Task to carry out
Provide only the number of lines in the records below that include "swap".

[Figure record listings]
▬▬▬▬▬▬

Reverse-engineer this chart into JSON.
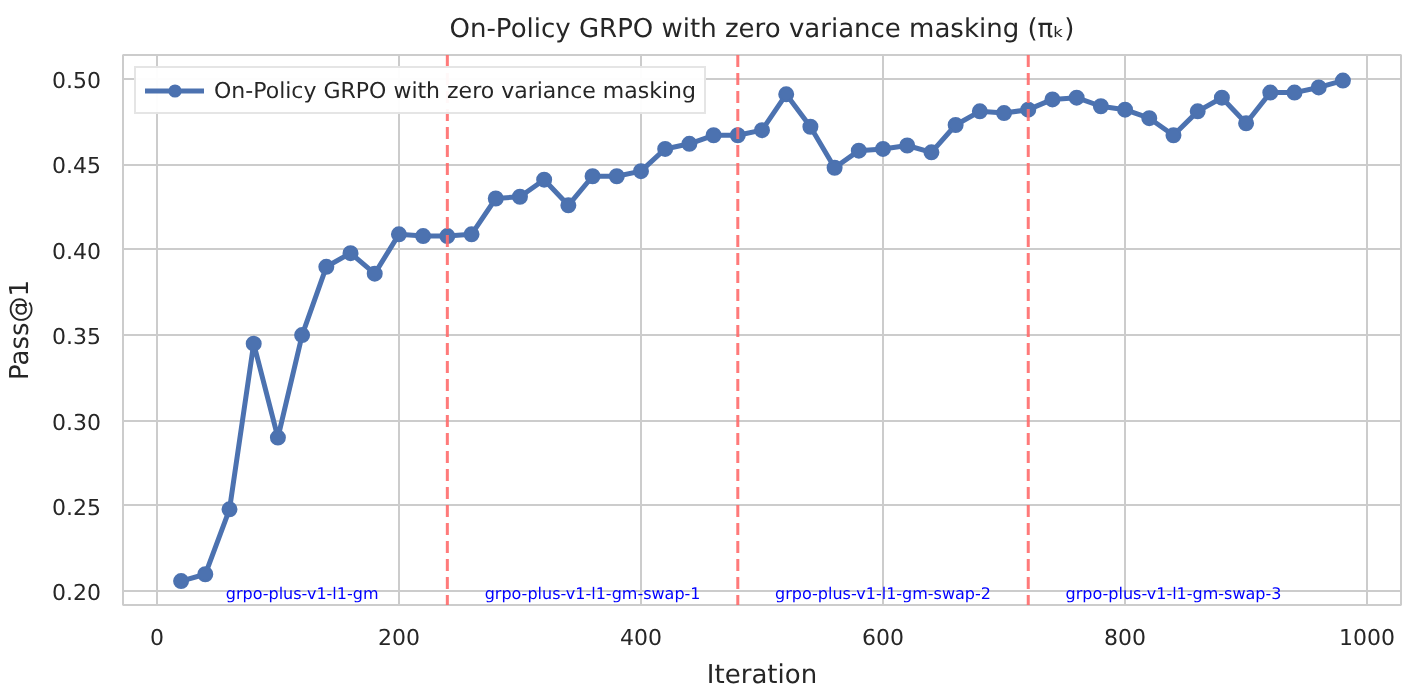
{
  "chart_data": {
    "type": "line",
    "title": "On-Policy GRPO with zero variance masking (πₖ)",
    "xlabel": "Iteration",
    "ylabel": "Pass@1",
    "x": [
      20,
      40,
      60,
      80,
      100,
      120,
      140,
      160,
      180,
      200,
      220,
      240,
      260,
      280,
      300,
      320,
      340,
      360,
      380,
      400,
      420,
      440,
      460,
      480,
      500,
      520,
      540,
      560,
      580,
      600,
      620,
      640,
      660,
      680,
      700,
      720,
      740,
      760,
      780,
      800,
      820,
      840,
      860,
      880,
      900,
      920,
      940,
      960,
      980
    ],
    "series": [
      {
        "name": "On-Policy GRPO with zero variance masking",
        "color": "#4c72b0",
        "values": [
          0.206,
          0.21,
          0.248,
          0.345,
          0.29,
          0.35,
          0.39,
          0.398,
          0.386,
          0.409,
          0.408,
          0.408,
          0.409,
          0.43,
          0.431,
          0.441,
          0.426,
          0.443,
          0.443,
          0.446,
          0.459,
          0.462,
          0.467,
          0.467,
          0.47,
          0.491,
          0.472,
          0.448,
          0.458,
          0.459,
          0.461,
          0.457,
          0.473,
          0.481,
          0.48,
          0.482,
          0.488,
          0.489,
          0.484,
          0.482,
          0.477,
          0.467,
          0.481,
          0.489,
          0.474,
          0.492,
          0.492,
          0.495,
          0.499
        ]
      }
    ],
    "xlim": [
      -28,
      1028
    ],
    "ylim": [
      0.192,
      0.514
    ],
    "xticks": [
      0,
      200,
      400,
      600,
      800,
      1000
    ],
    "yticks": [
      {
        "value": 0.2,
        "label": "0.20"
      },
      {
        "value": 0.25,
        "label": "0.25"
      },
      {
        "value": 0.3,
        "label": "0.30"
      },
      {
        "value": 0.35,
        "label": "0.35"
      },
      {
        "value": 0.4,
        "label": "0.40"
      },
      {
        "value": 0.45,
        "label": "0.45"
      },
      {
        "value": 0.5,
        "label": "0.50"
      }
    ],
    "ref_lines": [
      {
        "axis": "x",
        "value": 240,
        "color": "#ff6b6b",
        "line_style": "dashed"
      },
      {
        "axis": "x",
        "value": 480,
        "color": "#ff6b6b",
        "line_style": "dashed"
      },
      {
        "axis": "x",
        "value": 720,
        "color": "#ff6b6b",
        "line_style": "dashed"
      }
    ],
    "annotations": [
      "grpo-plus-v1-l1-gm",
      "grpo-plus-v1-l1-gm-swap-1",
      "grpo-plus-v1-l1-gm-swap-2",
      "grpo-plus-v1-l1-gm-swap-3"
    ],
    "grid": true,
    "legend": "top left",
    "marker": "circle",
    "line_style": "solid"
  }
}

▬▬▬▬▬▬

Worked solution
3